*** Provided passage ***

Friday, September 12, 2025

Unquenchable Fire: Jeremiah, Matthew, And Mark

Mark 9:47-48 says that the wicked in hell will face worms that do not die and fire that is not quenched, citing Isaiah 66:24 (more will be said on this quotation below).  For multiple reasons, this cannot be confirmation that the Bible teaches eternal torment in hell because it teaches that sinners will die for good in hell over and over, as I have extensively written on and as will be detailed below.  Among these reasons are the fact that a fire could be unquenchable until it burns something up and dies down and the fact that even truly everlasting fire would not mean that things inside the fire are not burned to the point of genuine death or destruction.  This does not follow from a fire being unquenchable.  One can also find examples of such things in other parts of the Bible.

Jeremiah 17:27 says that God would use an unquenchable fire to consume Jerusalem if it persists in sin, the destruction of the city reportedly taking place in 587 or 586 BC due to the Babylonians under Nebuchadnezzar.  Does this or any text from the Bible say that Jerusalem will be endlessly on fire but still intact and unperishing from the time of the Babylonian conquest onward?  Of course not!  What it teaches is that the fire would not be quenched before it accomplished its purpose, that being the destruction of the capital city of Judah.  This is not the only place the Bible uses this phrase in reference to fire that would not be burning something without that thing ever being destroyed.

Speaking in advance of a Christological, eschatological event, John the Baptist says in Matthew 3:12 that the wicked will be burned up like chaff (3:12), the leftover husks of corn.  Elsewhere in Matthew, the wicked are said by Jesus to be like weeds that will be burned (13:24-30, 36-43), which, like husks, do not burn without end or being fully consumed.  Matthew 3:12 even says the wicked are burned "up."  Of course, Jesus also says in Matthew 10:28 that humans can kill the bodies of other humans, but that God can destroy both the soul and the body, which is why he is to be feared more than mere mortals who can neither live forever on their own (John 3:16, 1 Timothy 6:16) nor prevent anyone else's resurrection (Daniel 12:2).

*** End of Provided passage ***

* Work order 1
Copy the part of the unquenchable fire post starting at "Speaking in advance" and ending at "resurrection (Daniel 12:2).", word for word.
* Work order 2
Name every book of the Bible that the unquenchable fire post cites.
* Work order 3
In the unquenchable fire post, when did the destruction of Jerusalem reportedly take place?

*** Entries supplied ***

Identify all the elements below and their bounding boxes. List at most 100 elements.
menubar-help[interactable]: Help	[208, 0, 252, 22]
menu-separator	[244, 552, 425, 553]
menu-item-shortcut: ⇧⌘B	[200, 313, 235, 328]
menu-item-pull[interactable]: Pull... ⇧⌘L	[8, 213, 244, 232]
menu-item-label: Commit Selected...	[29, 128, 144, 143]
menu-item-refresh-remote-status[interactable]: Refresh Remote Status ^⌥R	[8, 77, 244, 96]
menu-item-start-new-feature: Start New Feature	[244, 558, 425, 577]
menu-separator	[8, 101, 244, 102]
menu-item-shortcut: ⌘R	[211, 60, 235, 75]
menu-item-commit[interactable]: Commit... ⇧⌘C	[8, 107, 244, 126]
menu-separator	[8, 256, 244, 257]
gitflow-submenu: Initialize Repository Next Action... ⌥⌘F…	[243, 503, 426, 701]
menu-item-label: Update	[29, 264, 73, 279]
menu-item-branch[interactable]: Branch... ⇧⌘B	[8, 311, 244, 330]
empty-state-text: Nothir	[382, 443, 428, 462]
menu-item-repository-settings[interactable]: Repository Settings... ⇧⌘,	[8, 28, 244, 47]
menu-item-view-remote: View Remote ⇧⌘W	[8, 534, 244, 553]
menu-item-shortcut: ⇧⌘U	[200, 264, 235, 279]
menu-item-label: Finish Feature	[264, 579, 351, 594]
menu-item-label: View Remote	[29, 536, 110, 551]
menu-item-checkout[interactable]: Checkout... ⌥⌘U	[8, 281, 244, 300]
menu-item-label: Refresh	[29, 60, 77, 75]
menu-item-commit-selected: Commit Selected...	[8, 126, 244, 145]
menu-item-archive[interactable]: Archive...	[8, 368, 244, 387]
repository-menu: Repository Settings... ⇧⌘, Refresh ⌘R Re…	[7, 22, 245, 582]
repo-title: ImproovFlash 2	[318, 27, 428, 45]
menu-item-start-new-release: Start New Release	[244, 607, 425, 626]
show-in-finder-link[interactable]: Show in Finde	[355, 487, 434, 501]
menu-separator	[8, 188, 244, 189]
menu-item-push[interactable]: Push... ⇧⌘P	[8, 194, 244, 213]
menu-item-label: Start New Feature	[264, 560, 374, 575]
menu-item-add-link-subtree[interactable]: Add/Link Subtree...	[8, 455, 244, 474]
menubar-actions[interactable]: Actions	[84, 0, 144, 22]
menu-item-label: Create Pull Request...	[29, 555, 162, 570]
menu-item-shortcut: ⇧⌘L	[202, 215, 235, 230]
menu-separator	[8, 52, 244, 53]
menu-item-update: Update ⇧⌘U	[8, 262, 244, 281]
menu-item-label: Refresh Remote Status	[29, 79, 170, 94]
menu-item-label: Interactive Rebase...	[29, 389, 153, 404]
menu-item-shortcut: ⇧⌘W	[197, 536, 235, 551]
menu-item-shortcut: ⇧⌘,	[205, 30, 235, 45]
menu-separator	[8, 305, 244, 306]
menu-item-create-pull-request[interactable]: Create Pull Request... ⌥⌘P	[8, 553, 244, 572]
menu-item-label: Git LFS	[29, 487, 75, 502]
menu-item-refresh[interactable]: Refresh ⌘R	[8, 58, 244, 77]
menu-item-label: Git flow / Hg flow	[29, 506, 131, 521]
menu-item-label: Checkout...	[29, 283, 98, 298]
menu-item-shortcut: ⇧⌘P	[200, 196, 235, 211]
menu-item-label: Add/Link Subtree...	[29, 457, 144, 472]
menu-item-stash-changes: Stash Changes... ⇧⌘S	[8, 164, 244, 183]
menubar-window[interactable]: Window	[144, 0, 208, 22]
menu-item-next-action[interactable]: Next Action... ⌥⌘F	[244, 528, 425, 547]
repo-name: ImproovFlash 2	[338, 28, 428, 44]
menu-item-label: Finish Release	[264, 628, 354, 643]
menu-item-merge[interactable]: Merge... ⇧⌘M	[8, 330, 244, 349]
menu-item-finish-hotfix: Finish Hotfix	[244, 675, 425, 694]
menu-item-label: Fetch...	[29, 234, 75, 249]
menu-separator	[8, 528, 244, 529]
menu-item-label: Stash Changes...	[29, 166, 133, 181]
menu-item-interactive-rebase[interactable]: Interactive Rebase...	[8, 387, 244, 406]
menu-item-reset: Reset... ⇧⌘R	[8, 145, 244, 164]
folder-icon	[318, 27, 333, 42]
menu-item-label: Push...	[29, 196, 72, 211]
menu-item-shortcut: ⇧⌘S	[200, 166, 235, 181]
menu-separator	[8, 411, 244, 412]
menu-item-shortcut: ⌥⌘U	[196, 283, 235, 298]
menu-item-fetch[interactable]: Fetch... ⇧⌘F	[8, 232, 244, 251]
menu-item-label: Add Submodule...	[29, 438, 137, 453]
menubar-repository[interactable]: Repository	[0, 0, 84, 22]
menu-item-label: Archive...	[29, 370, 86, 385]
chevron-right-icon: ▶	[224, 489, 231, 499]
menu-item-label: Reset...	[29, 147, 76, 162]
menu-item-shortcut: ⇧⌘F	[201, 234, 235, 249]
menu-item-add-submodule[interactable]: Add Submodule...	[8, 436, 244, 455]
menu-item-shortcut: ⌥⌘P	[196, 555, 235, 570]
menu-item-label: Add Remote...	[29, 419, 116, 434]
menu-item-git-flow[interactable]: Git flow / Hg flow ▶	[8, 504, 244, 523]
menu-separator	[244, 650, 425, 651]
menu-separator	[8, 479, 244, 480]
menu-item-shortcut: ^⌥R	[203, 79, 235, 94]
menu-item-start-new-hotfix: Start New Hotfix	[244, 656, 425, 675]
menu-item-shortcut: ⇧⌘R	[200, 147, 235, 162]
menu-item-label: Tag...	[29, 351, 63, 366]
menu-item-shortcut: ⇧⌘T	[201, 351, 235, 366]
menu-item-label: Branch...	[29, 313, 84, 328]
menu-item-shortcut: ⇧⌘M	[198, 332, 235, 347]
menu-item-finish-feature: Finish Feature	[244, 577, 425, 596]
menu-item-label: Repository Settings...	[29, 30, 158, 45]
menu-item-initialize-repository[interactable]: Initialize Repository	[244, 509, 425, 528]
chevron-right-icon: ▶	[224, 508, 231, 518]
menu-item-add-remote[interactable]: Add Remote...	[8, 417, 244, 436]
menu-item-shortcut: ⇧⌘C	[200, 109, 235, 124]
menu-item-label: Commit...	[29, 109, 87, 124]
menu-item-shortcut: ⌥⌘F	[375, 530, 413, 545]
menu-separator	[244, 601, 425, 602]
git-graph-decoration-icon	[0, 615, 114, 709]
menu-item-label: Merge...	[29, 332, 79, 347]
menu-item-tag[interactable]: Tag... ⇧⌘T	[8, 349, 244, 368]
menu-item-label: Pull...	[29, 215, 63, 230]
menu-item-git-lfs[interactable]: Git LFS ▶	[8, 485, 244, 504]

*** End of Entries supplied ***

* Written response 1
Speaking in advance of a Christological, eschatological event, John the Baptist says in Matthew 3:12 that the wicked will be burned up like chaff (3:12), the leftover husks of corn.  Elsewhere in Matthew, the wicked are said by Jesus to be like weeds that will be burned (13:24-30, 36-43), which, like husks, do not burn without end or being fully consumed.  Matthew 3:12 even says the wicked are burned "up."  Of course, Jesus also says in Matthew 10:28 that humans can kill the bodies of other humans, but that God can destroy both the soul and the body, which is why he is to be feared more than mere mortals who can neither live forever on their own (John 3:16, 1 Timothy 6:16) nor prevent anyone else's resurrection (Daniel 12:2).

* Written response 2
Mark, Isaiah, Jeremiah, Matthew, John, 1 Timothy, Daniel

* Written response 3
In 587 or 586 BC